"""

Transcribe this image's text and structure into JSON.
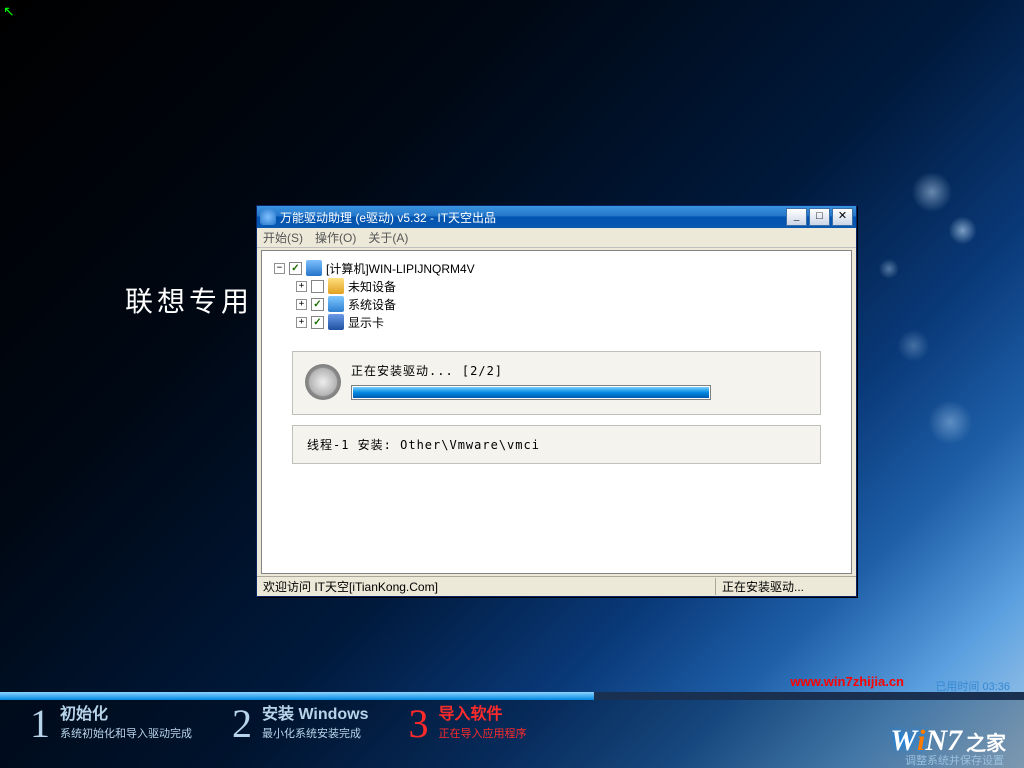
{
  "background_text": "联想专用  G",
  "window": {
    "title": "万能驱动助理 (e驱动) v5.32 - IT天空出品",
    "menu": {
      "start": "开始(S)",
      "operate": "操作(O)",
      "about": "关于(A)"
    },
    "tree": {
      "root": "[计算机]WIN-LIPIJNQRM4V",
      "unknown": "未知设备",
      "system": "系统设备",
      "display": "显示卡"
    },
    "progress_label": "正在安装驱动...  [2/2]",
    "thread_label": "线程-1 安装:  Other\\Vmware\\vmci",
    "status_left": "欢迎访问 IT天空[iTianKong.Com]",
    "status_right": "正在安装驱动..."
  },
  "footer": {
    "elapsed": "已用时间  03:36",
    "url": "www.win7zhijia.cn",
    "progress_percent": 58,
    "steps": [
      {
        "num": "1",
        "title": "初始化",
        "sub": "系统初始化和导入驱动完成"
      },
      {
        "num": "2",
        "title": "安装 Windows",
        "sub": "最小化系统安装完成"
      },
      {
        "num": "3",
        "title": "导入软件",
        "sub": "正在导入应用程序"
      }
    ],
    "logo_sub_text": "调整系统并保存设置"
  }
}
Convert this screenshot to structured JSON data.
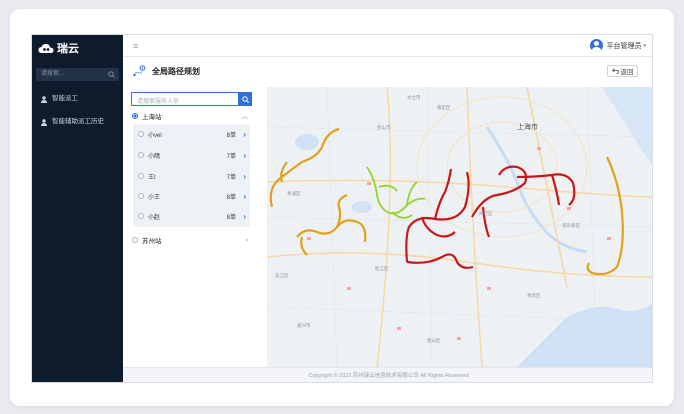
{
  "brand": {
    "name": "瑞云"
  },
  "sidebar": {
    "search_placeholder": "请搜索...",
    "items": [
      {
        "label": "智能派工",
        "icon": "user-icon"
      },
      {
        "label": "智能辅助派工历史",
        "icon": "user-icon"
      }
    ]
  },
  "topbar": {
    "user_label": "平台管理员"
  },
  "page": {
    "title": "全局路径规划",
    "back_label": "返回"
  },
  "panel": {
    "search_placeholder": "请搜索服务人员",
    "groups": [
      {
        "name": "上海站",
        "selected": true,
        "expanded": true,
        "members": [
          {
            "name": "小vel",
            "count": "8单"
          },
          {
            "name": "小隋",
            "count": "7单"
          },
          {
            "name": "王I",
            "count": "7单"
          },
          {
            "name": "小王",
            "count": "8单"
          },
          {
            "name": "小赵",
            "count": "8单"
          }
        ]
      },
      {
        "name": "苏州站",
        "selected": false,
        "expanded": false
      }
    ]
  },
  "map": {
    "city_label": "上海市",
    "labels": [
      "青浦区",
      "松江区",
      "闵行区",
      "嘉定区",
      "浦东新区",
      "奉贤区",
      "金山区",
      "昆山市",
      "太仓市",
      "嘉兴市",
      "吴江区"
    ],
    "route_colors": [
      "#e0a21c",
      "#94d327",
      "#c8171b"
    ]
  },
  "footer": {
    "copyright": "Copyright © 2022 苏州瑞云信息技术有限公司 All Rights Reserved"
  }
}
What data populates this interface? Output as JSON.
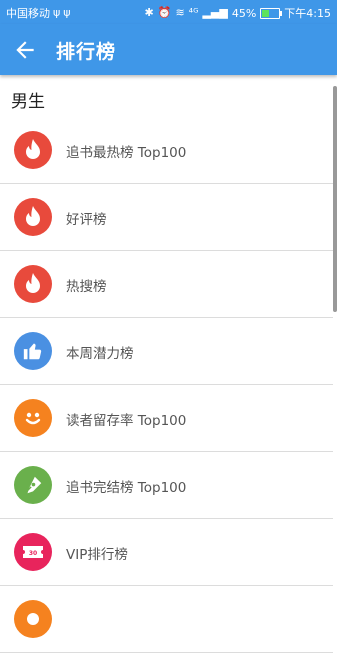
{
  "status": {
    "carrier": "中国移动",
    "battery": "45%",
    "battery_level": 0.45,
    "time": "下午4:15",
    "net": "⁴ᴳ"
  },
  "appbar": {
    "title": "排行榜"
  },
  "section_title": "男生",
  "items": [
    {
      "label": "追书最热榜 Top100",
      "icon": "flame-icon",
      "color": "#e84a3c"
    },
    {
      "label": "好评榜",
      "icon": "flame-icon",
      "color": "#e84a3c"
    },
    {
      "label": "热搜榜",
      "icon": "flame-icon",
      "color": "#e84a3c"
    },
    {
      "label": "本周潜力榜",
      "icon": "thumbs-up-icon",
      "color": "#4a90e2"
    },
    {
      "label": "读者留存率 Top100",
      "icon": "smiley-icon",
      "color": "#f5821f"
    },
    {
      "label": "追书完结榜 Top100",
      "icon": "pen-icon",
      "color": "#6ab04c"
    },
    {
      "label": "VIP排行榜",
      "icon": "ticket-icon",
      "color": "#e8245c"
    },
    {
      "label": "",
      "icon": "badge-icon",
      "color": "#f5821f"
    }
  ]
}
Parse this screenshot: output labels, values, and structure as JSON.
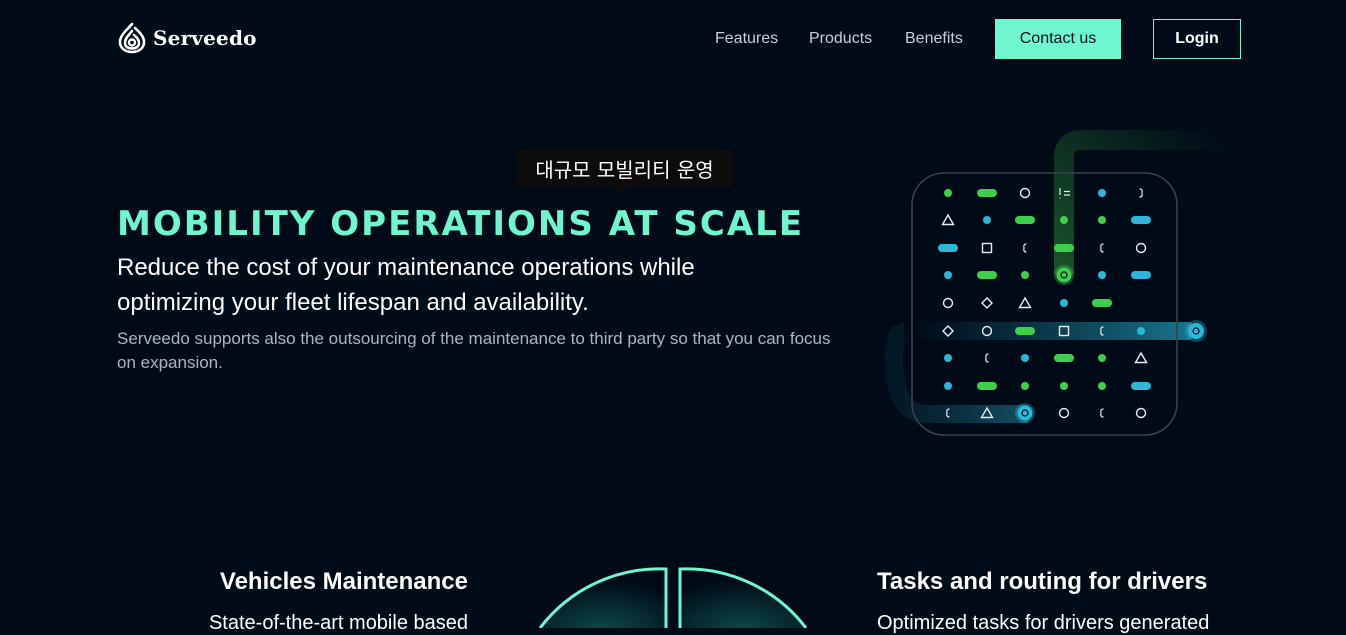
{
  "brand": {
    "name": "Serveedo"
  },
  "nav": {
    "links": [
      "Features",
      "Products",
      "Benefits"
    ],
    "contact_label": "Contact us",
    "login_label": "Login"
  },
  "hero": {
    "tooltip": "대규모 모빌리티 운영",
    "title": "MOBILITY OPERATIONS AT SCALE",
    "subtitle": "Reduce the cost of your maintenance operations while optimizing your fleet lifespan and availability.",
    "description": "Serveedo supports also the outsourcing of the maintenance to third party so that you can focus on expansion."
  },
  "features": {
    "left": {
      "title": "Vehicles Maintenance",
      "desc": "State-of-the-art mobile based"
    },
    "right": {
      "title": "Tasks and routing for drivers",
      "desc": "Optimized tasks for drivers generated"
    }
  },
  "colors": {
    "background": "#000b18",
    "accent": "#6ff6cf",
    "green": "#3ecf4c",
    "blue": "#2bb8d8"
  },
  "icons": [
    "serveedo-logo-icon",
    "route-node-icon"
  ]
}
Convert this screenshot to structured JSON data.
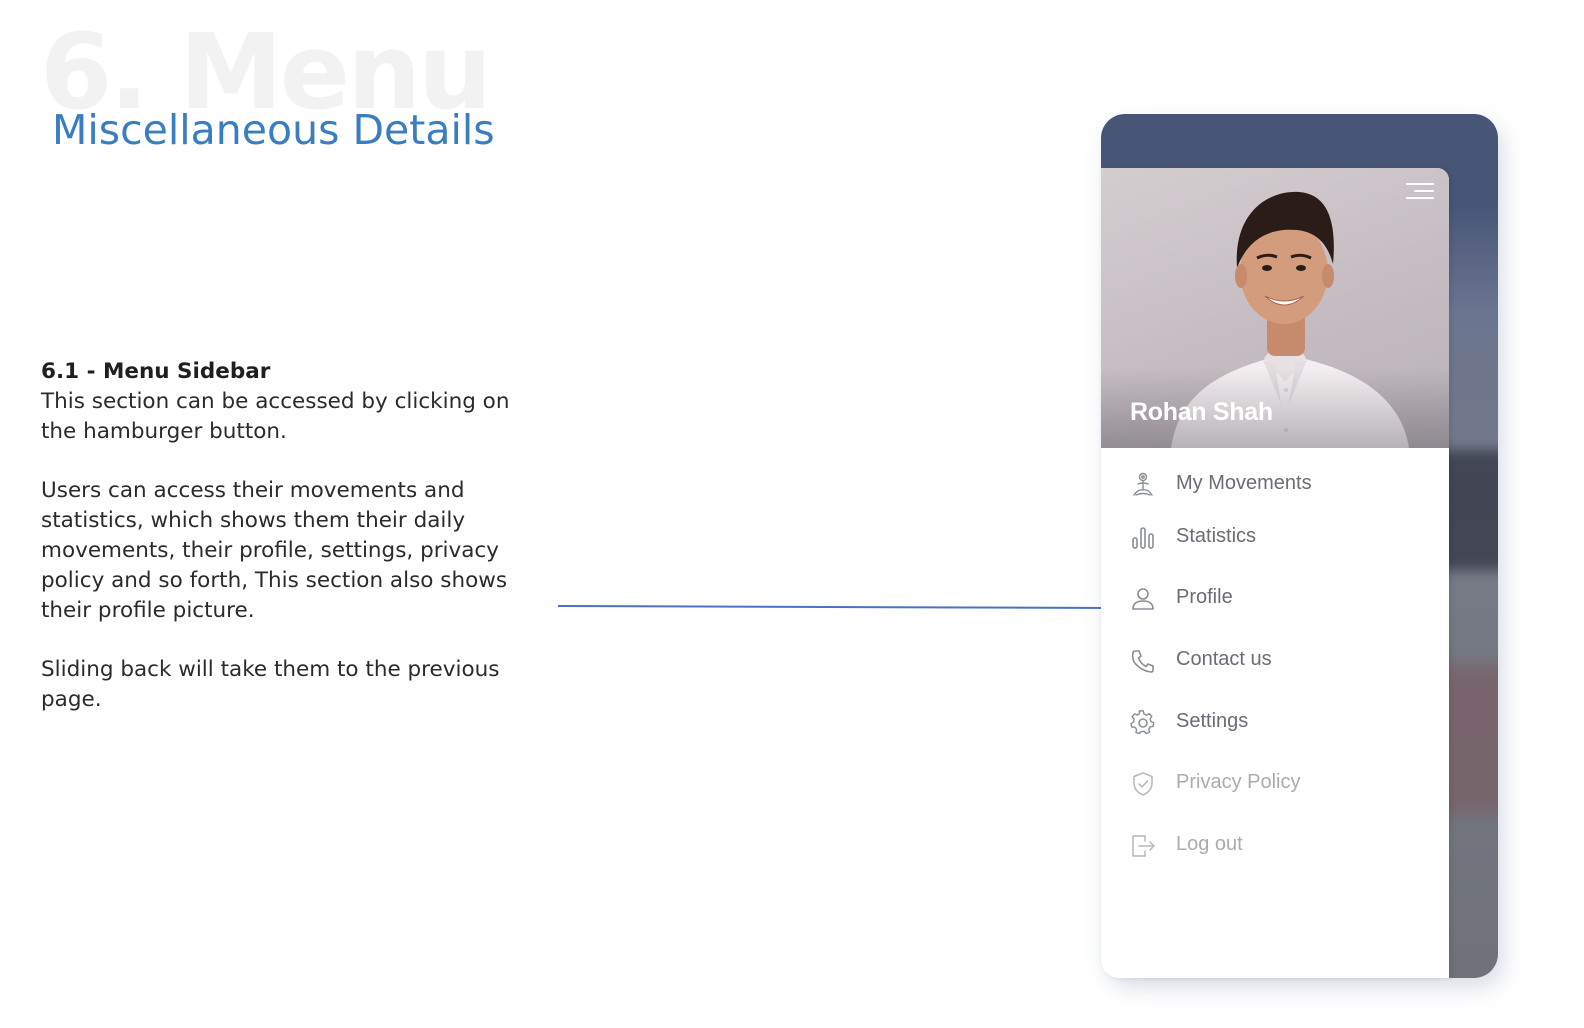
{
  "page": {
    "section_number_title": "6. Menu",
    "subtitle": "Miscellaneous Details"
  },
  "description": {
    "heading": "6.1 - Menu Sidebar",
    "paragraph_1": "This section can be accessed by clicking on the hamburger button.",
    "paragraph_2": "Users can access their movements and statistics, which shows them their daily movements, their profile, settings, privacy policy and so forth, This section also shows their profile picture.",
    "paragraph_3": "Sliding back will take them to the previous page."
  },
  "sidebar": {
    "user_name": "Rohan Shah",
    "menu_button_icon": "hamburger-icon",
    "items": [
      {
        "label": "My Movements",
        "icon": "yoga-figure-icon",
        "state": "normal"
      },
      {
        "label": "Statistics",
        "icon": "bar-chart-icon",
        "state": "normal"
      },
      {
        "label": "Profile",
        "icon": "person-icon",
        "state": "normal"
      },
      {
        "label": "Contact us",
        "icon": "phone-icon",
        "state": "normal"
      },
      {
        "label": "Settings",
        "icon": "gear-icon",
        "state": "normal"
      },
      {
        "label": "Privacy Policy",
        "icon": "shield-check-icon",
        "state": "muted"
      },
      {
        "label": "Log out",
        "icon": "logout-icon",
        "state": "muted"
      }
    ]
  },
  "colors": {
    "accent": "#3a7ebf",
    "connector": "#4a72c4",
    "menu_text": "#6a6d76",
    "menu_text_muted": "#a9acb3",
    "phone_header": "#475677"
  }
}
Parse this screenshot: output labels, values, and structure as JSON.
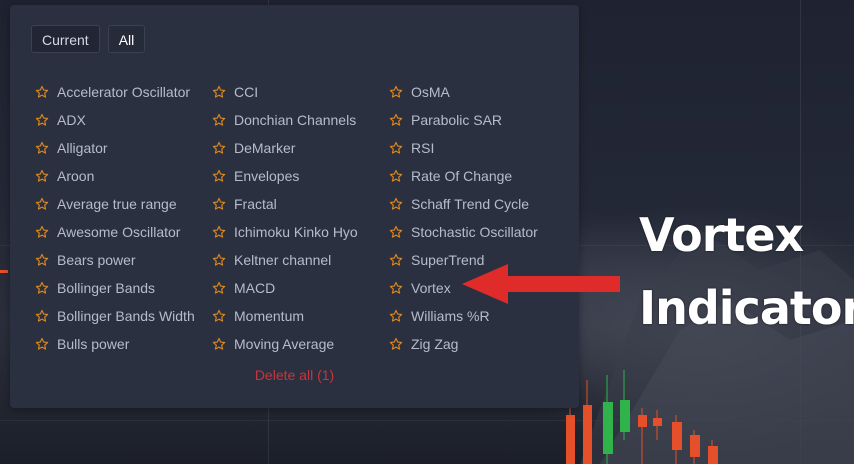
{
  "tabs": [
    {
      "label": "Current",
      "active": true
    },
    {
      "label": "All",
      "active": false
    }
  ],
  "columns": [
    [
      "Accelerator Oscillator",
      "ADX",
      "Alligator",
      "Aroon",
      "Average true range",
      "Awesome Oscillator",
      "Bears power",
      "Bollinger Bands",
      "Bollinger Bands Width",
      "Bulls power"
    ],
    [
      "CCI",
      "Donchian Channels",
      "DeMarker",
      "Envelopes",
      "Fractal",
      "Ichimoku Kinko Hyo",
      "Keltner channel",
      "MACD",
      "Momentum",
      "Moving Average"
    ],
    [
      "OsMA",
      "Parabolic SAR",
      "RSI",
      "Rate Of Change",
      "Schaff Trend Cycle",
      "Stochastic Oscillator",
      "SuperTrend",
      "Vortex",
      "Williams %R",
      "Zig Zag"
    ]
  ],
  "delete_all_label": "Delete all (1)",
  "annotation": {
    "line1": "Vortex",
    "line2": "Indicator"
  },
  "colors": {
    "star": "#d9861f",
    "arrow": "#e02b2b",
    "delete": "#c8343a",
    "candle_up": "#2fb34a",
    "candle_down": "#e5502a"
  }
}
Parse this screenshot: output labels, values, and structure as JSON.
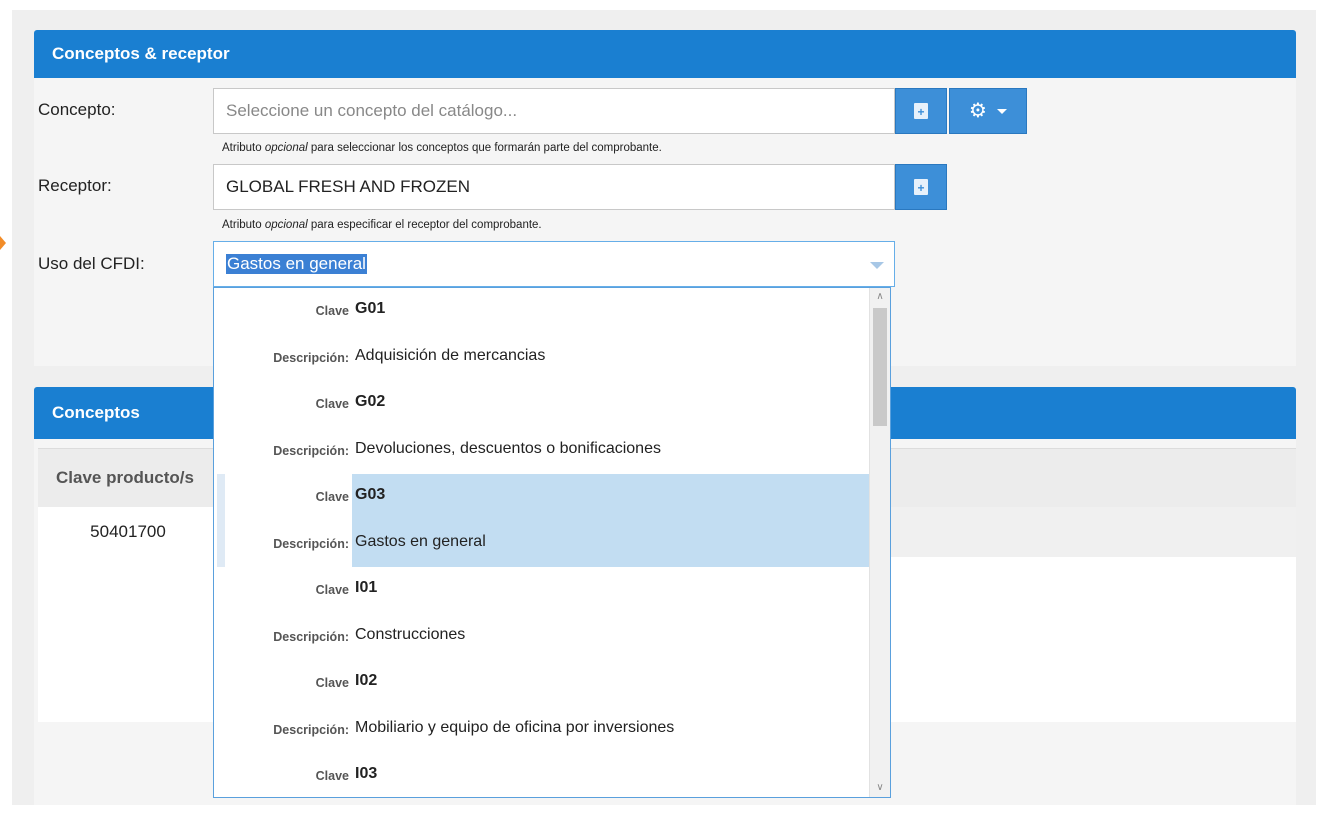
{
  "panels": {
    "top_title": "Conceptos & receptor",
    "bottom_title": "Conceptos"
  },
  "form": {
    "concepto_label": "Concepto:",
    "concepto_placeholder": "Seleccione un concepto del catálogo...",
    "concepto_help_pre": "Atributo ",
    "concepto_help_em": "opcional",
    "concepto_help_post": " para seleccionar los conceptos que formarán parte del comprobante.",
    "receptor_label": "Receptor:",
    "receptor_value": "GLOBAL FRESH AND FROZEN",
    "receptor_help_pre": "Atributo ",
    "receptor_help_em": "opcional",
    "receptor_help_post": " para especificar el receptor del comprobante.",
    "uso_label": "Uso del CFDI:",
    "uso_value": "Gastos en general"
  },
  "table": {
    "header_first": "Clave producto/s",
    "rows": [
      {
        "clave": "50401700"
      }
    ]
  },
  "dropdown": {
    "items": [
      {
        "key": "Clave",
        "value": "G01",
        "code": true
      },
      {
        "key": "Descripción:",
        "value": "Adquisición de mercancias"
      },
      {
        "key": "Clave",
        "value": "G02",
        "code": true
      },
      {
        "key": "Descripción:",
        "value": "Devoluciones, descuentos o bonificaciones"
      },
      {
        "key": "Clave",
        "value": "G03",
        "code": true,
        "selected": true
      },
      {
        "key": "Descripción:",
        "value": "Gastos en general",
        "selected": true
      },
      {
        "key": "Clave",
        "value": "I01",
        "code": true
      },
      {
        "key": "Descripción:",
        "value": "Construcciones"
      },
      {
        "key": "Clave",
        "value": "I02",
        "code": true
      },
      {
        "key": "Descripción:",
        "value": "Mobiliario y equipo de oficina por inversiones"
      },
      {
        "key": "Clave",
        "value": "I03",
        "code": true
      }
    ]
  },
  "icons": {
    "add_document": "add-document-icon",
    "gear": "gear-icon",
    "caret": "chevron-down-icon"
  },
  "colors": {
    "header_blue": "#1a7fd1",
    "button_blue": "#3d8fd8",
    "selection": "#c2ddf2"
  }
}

"""

_Objective_
Show the lines where the word "also" appears in the entries.

_Written reply_
    "description": "Serveedo supports also the outsourcing of the maintenance to third party so that you can focus on expansion."
    "paragraph_2": "Users can access their movements and statistics, which shows them their daily movements, their profile, settings, privacy policy and so forth, This section also shows their profile picture.",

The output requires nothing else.